-- Brief --
Extract the data exactly, missing nothing.

==== Entries

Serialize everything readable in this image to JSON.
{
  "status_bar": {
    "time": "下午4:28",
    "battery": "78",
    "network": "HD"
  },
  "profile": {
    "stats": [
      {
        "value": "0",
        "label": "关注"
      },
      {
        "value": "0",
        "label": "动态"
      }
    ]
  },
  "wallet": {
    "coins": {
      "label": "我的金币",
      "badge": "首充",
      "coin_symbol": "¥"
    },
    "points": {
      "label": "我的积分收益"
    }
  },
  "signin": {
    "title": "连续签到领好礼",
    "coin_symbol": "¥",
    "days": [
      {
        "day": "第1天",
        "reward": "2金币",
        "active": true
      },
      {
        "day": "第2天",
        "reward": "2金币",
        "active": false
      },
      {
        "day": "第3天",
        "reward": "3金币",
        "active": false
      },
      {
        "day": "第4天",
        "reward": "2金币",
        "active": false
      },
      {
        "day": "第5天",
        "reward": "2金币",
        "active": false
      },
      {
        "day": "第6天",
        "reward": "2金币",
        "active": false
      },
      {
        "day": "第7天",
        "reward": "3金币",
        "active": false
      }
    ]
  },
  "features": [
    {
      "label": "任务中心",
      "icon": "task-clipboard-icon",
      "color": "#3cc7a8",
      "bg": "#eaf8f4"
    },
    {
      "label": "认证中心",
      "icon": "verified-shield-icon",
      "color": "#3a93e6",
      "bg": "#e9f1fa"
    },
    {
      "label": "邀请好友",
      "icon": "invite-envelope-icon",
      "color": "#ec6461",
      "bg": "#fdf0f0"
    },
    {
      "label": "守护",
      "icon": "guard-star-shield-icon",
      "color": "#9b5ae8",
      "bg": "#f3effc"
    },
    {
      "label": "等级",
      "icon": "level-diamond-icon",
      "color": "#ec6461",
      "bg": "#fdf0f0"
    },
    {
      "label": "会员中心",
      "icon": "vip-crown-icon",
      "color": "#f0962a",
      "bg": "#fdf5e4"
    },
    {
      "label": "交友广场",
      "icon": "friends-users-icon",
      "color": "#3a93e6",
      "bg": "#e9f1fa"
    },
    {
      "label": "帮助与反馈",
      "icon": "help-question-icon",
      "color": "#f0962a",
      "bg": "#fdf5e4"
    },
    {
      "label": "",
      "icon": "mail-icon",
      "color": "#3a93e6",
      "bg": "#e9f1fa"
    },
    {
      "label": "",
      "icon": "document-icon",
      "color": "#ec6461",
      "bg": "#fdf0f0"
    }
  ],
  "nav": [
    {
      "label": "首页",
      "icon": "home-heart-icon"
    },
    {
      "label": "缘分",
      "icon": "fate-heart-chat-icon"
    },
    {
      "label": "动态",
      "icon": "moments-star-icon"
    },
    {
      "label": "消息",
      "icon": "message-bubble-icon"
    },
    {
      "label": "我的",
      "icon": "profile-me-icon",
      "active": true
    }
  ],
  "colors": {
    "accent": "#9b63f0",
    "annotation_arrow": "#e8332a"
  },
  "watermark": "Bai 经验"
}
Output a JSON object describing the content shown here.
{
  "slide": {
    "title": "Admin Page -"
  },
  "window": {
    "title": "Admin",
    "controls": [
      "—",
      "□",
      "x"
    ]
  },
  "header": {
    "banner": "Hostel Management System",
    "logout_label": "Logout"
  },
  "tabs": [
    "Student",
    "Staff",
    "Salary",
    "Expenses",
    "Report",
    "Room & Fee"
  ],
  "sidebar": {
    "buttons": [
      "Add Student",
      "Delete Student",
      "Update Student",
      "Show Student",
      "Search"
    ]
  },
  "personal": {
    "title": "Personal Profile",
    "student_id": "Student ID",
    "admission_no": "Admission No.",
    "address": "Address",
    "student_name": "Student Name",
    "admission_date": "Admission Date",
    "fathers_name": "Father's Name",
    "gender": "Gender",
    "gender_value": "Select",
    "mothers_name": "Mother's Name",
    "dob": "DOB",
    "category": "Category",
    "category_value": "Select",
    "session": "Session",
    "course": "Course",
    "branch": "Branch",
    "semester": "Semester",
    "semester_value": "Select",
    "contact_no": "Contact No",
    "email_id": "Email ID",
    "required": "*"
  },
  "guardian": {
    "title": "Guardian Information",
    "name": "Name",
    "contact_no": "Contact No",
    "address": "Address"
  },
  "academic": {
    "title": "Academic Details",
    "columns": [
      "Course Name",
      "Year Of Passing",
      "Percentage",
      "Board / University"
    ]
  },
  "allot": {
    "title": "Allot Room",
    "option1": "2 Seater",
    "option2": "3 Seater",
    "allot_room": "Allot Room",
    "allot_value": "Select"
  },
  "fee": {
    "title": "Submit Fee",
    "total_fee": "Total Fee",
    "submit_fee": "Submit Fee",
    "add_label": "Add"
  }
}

========

-- Solution below --
Serialize everything readable in this image to JSON.
{
  "status_bar": {
    "time": "下午4:28",
    "battery": "78",
    "network": "HD"
  },
  "profile": {
    "stats": [
      {
        "value": "0",
        "label": "关注"
      },
      {
        "value": "0",
        "label": "动态"
      }
    ]
  },
  "wallet": {
    "coins": {
      "label": "我的金币",
      "badge": "首充",
      "coin_symbol": "¥"
    },
    "points": {
      "label": "我的积分收益"
    }
  },
  "signin": {
    "title": "连续签到领好礼",
    "coin_symbol": "¥",
    "days": [
      {
        "day": "第1天",
        "reward": "2金币",
        "active": true
      },
      {
        "day": "第2天",
        "reward": "2金币",
        "active": false
      },
      {
        "day": "第3天",
        "reward": "3金币",
        "active": false
      },
      {
        "day": "第4天",
        "reward": "2金币",
        "active": false
      },
      {
        "day": "第5天",
        "reward": "2金币",
        "active": false
      },
      {
        "day": "第6天",
        "reward": "2金币",
        "active": false
      },
      {
        "day": "第7天",
        "reward": "3金币",
        "active": false
      }
    ]
  },
  "features": [
    {
      "label": "任务中心",
      "icon": "task-clipboard-icon",
      "color": "#3cc7a8",
      "bg": "#eaf8f4"
    },
    {
      "label": "认证中心",
      "icon": "verified-shield-icon",
      "color": "#3a93e6",
      "bg": "#e9f1fa"
    },
    {
      "label": "邀请好友",
      "icon": "invite-envelope-icon",
      "color": "#ec6461",
      "bg": "#fdf0f0"
    },
    {
      "label": "守护",
      "icon": "guard-star-shield-icon",
      "color": "#9b5ae8",
      "bg": "#f3effc"
    },
    {
      "label": "等级",
      "icon": "level-diamond-icon",
      "color": "#ec6461",
      "bg": "#fdf0f0"
    },
    {
      "label": "会员中心",
      "icon": "vip-crown-icon",
      "color": "#f0962a",
      "bg": "#fdf5e4"
    },
    {
      "label": "交友广场",
      "icon": "friends-users-icon",
      "color": "#3a93e6",
      "bg": "#e9f1fa"
    },
    {
      "label": "帮助与反馈",
      "icon": "help-question-icon",
      "color": "#f0962a",
      "bg": "#fdf5e4"
    },
    {
      "label": "",
      "icon": "mail-icon",
      "color": "#3a93e6",
      "bg": "#e9f1fa"
    },
    {
      "label": "",
      "icon": "document-icon",
      "color": "#ec6461",
      "bg": "#fdf0f0"
    }
  ],
  "nav": [
    {
      "label": "首页",
      "icon": "home-heart-icon"
    },
    {
      "label": "缘分",
      "icon": "fate-heart-chat-icon"
    },
    {
      "label": "动态",
      "icon": "moments-star-icon"
    },
    {
      "label": "消息",
      "icon": "message-bubble-icon"
    },
    {
      "label": "我的",
      "icon": "profile-me-icon",
      "active": true
    }
  ],
  "colors": {
    "accent": "#9b63f0",
    "annotation_arrow": "#e8332a"
  },
  "watermark": "Bai 经验"
}
Output a JSON object describing the content shown here.
{
  "slide": {
    "title": "Admin Page -"
  },
  "window": {
    "title": "Admin",
    "controls": [
      "—",
      "□",
      "x"
    ]
  },
  "header": {
    "banner": "Hostel Management System",
    "logout_label": "Logout"
  },
  "tabs": [
    "Student",
    "Staff",
    "Salary",
    "Expenses",
    "Report",
    "Room & Fee"
  ],
  "sidebar": {
    "buttons": [
      "Add Student",
      "Delete Student",
      "Update Student",
      "Show Student",
      "Search"
    ]
  },
  "personal": {
    "title": "Personal Profile",
    "student_id": "Student ID",
    "admission_no": "Admission No.",
    "address": "Address",
    "student_name": "Student Name",
    "admission_date": "Admission Date",
    "fathers_name": "Father's Name",
    "gender": "Gender",
    "gender_value": "Select",
    "mothers_name": "Mother's Name",
    "dob": "DOB",
    "category": "Category",
    "category_value": "Select",
    "session": "Session",
    "course": "Course",
    "branch": "Branch",
    "semester": "Semester",
    "semester_value": "Select",
    "contact_no": "Contact No",
    "email_id": "Email ID",
    "required": "*"
  },
  "guardian": {
    "title": "Guardian Information",
    "name": "Name",
    "contact_no": "Contact No",
    "address": "Address"
  },
  "academic": {
    "title": "Academic Details",
    "columns": [
      "Course Name",
      "Year Of Passing",
      "Percentage",
      "Board / University"
    ]
  },
  "allot": {
    "title": "Allot Room",
    "option1": "2 Seater",
    "option2": "3 Seater",
    "allot_room": "Allot Room",
    "allot_value": "Select"
  },
  "fee": {
    "title": "Submit Fee",
    "total_fee": "Total Fee",
    "submit_fee": "Submit Fee",
    "add_label": "Add"
  }
}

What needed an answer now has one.